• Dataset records
"""
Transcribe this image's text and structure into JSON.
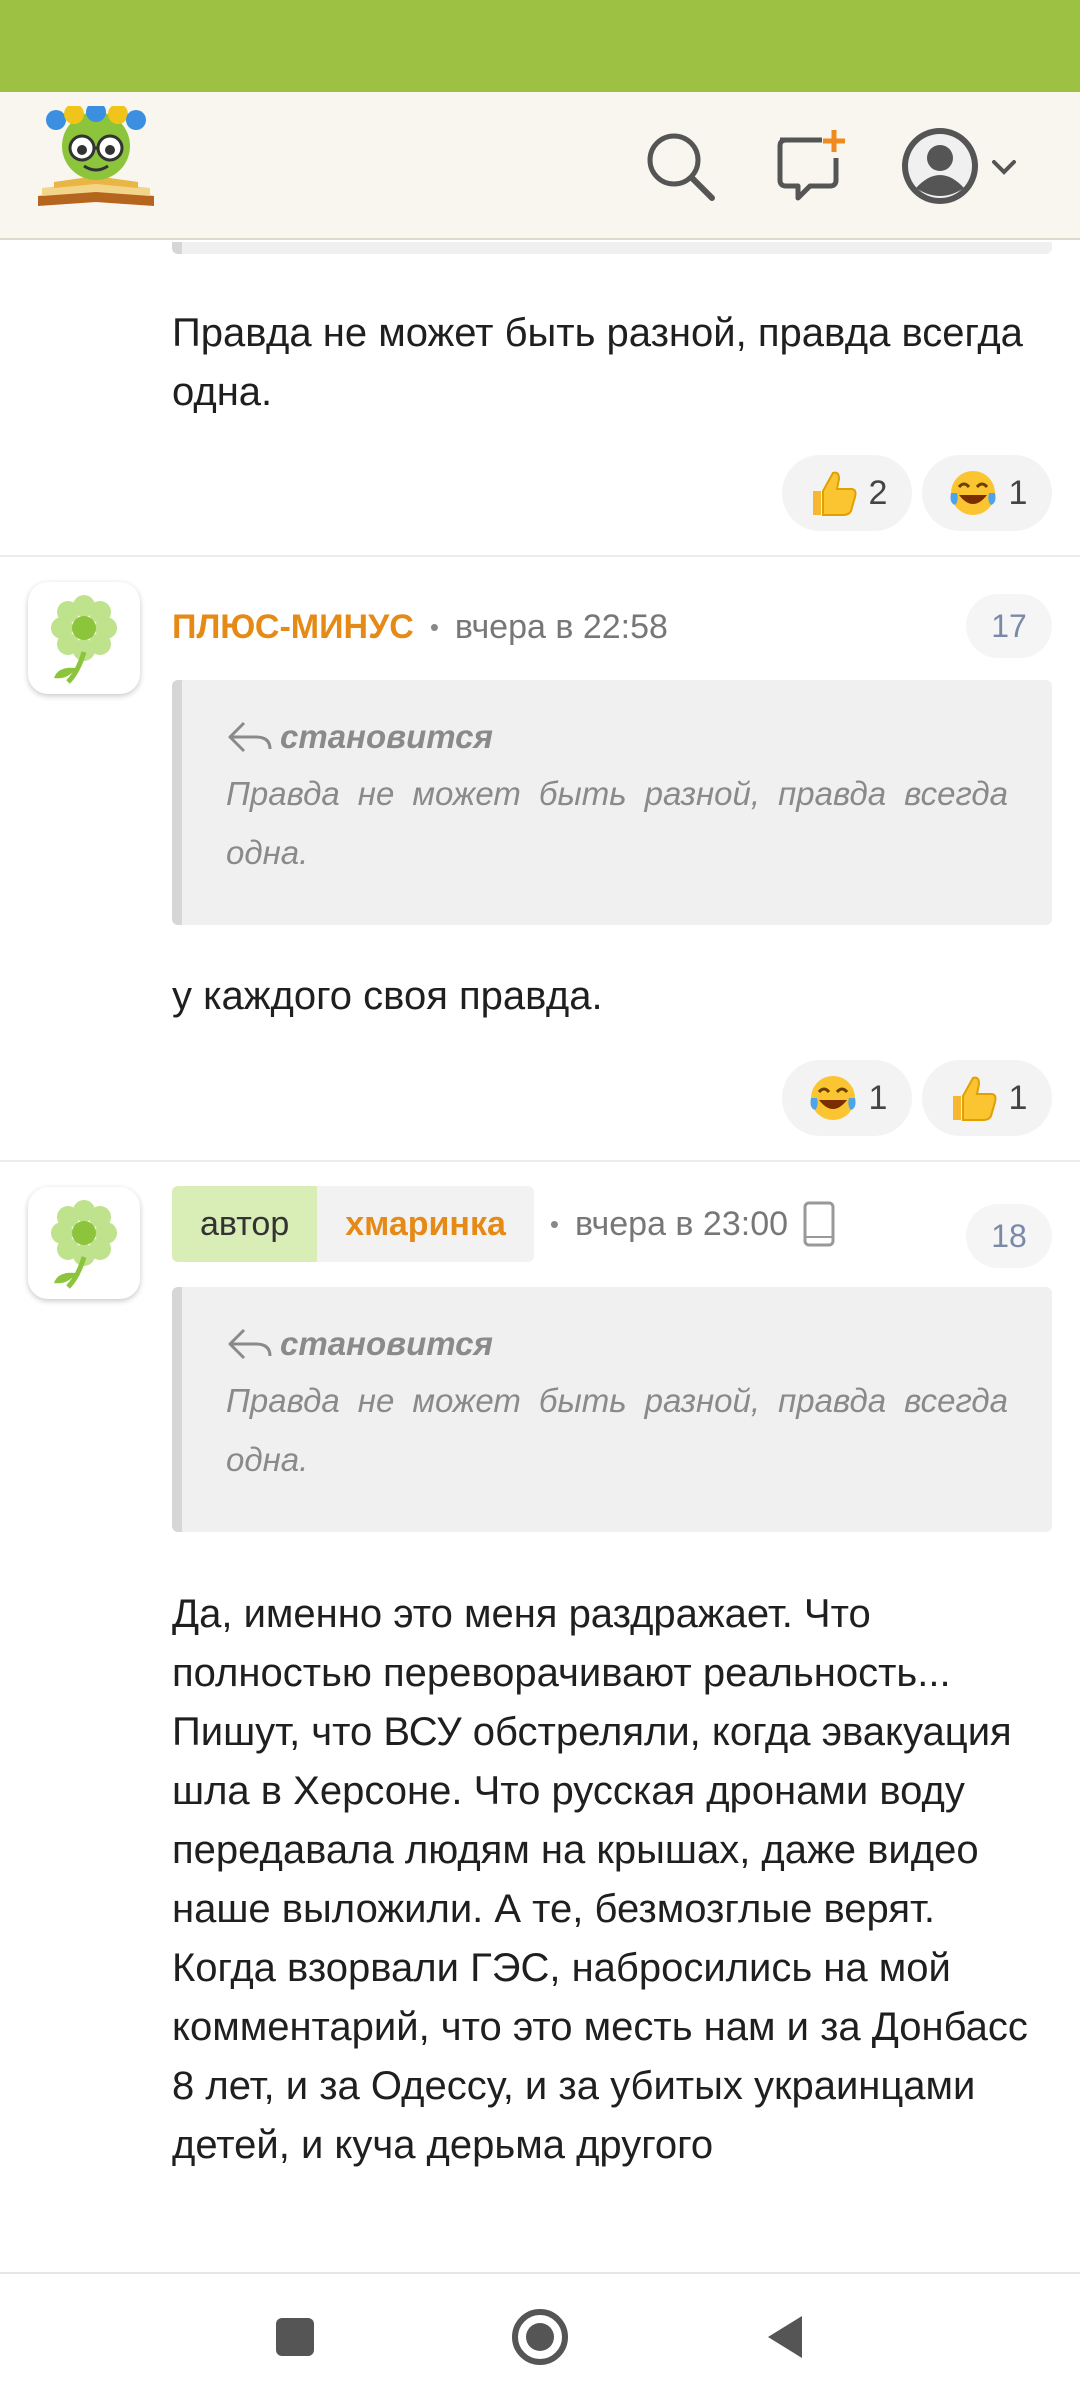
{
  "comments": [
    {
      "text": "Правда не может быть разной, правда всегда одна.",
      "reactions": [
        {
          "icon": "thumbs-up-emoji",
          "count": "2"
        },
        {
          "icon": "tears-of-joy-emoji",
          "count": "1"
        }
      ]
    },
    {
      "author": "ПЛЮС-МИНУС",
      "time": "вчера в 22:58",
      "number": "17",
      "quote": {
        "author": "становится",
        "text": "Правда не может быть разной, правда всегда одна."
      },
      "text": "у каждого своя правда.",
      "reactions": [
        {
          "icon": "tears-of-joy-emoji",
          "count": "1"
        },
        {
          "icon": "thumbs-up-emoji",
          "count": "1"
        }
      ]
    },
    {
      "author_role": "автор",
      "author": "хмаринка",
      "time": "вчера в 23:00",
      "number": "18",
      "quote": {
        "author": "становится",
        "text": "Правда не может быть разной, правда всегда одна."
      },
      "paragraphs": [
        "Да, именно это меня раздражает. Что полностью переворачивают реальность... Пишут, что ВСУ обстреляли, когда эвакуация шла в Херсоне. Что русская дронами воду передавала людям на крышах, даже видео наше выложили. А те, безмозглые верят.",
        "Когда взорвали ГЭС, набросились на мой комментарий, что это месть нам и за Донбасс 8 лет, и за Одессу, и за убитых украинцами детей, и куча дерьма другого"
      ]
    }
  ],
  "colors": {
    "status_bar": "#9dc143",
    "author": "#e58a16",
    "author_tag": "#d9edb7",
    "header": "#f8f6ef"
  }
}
"""
Repeat the records above exactly, leaving out the pictures.

Transcribe this image's text and structure into JSON.
{
  "comments": [
    {
      "text": "Правда не может быть разной, правда всегда одна.",
      "reactions": [
        {
          "icon": "thumbs-up-emoji",
          "count": "2"
        },
        {
          "icon": "tears-of-joy-emoji",
          "count": "1"
        }
      ]
    },
    {
      "author": "ПЛЮС-МИНУС",
      "time": "вчера в 22:58",
      "number": "17",
      "quote": {
        "author": "становится",
        "text": "Правда не может быть разной, правда всегда одна."
      },
      "text": "у каждого своя правда.",
      "reactions": [
        {
          "icon": "tears-of-joy-emoji",
          "count": "1"
        },
        {
          "icon": "thumbs-up-emoji",
          "count": "1"
        }
      ]
    },
    {
      "author_role": "автор",
      "author": "хмаринка",
      "time": "вчера в 23:00",
      "number": "18",
      "quote": {
        "author": "становится",
        "text": "Правда не может быть разной, правда всегда одна."
      },
      "paragraphs": [
        "Да, именно это меня раздражает. Что полностью переворачивают реальность... Пишут, что ВСУ обстреляли, когда эвакуация шла в Херсоне. Что русская дронами воду передавала людям на крышах, даже видео наше выложили. А те, безмозглые верят.",
        "Когда взорвали ГЭС, набросились на мой комментарий, что это месть нам и за Донбасс 8 лет, и за Одессу, и за убитых украинцами детей, и куча дерьма другого"
      ]
    }
  ],
  "colors": {
    "status_bar": "#9dc143",
    "author": "#e58a16",
    "author_tag": "#d9edb7",
    "header": "#f8f6ef"
  }
}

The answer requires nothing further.